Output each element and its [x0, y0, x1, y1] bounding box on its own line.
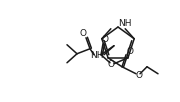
- Text: NH: NH: [90, 51, 104, 60]
- Text: NH: NH: [118, 19, 132, 28]
- Text: O: O: [127, 47, 134, 56]
- Text: O: O: [80, 29, 87, 38]
- Text: O: O: [107, 60, 114, 69]
- Text: O: O: [102, 35, 109, 44]
- Text: O: O: [136, 71, 143, 80]
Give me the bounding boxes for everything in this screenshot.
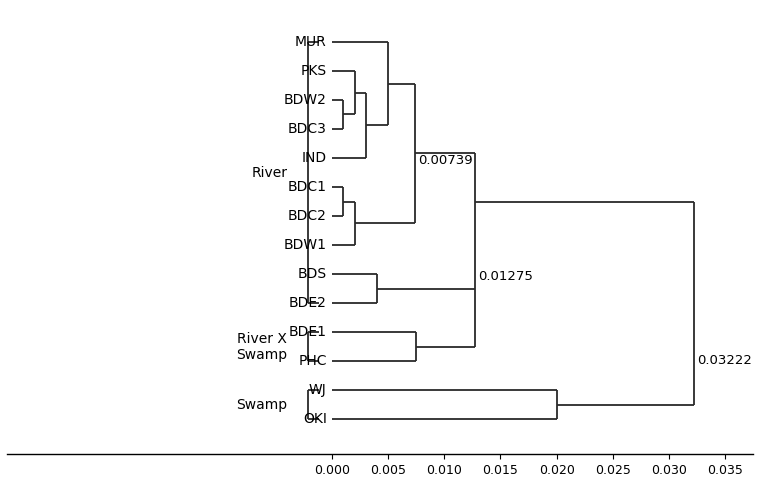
Text: PHC: PHC bbox=[298, 354, 326, 368]
Text: BDW2: BDW2 bbox=[284, 93, 326, 107]
Text: IND: IND bbox=[302, 151, 326, 165]
Text: BDC3: BDC3 bbox=[288, 122, 326, 136]
Text: 0.00739: 0.00739 bbox=[418, 154, 473, 166]
Text: Swamp: Swamp bbox=[236, 398, 287, 412]
Text: River: River bbox=[251, 166, 287, 180]
Text: River X
Swamp: River X Swamp bbox=[236, 332, 287, 362]
Text: BDS: BDS bbox=[297, 267, 326, 281]
Text: WJ: WJ bbox=[309, 383, 326, 397]
Text: BDE1: BDE1 bbox=[289, 325, 326, 339]
Text: BDE2: BDE2 bbox=[289, 296, 326, 310]
Text: PKS: PKS bbox=[300, 64, 326, 78]
Text: 0.03222: 0.03222 bbox=[697, 354, 752, 367]
Text: BDC2: BDC2 bbox=[288, 209, 326, 223]
Text: OKI: OKI bbox=[303, 412, 326, 426]
Text: 0.01275: 0.01275 bbox=[479, 270, 534, 283]
Text: BDC1: BDC1 bbox=[288, 180, 326, 194]
Text: BDW1: BDW1 bbox=[283, 238, 326, 252]
Text: MUR: MUR bbox=[295, 35, 326, 49]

TASK TO COMPLETE: Can you return every line of the records above verbatim, leaving out the picture lines?

REPLY:
Output each element and its [x0, y0, x1, y1] bounding box on its own line.
- Text: NH: NH: [90, 51, 104, 60]
- Text: NH: NH: [118, 19, 132, 28]
- Text: O: O: [127, 47, 134, 56]
- Text: O: O: [80, 29, 87, 38]
- Text: O: O: [107, 60, 114, 69]
- Text: O: O: [102, 35, 109, 44]
- Text: O: O: [136, 71, 143, 80]
Give me the bounding boxes for everything in this screenshot.
Text: PHC: PHC bbox=[298, 354, 326, 368]
Text: BDW2: BDW2 bbox=[284, 93, 326, 107]
Text: IND: IND bbox=[302, 151, 326, 165]
Text: BDC3: BDC3 bbox=[288, 122, 326, 136]
Text: 0.00739: 0.00739 bbox=[418, 154, 473, 166]
Text: Swamp: Swamp bbox=[236, 398, 287, 412]
Text: River: River bbox=[251, 166, 287, 180]
Text: River X
Swamp: River X Swamp bbox=[236, 332, 287, 362]
Text: BDS: BDS bbox=[297, 267, 326, 281]
Text: WJ: WJ bbox=[309, 383, 326, 397]
Text: BDE1: BDE1 bbox=[289, 325, 326, 339]
Text: BDE2: BDE2 bbox=[289, 296, 326, 310]
Text: PKS: PKS bbox=[300, 64, 326, 78]
Text: 0.03222: 0.03222 bbox=[697, 354, 752, 367]
Text: BDC2: BDC2 bbox=[288, 209, 326, 223]
Text: OKI: OKI bbox=[303, 412, 326, 426]
Text: 0.01275: 0.01275 bbox=[479, 270, 534, 283]
Text: BDC1: BDC1 bbox=[288, 180, 326, 194]
Text: BDW1: BDW1 bbox=[283, 238, 326, 252]
Text: MUR: MUR bbox=[295, 35, 326, 49]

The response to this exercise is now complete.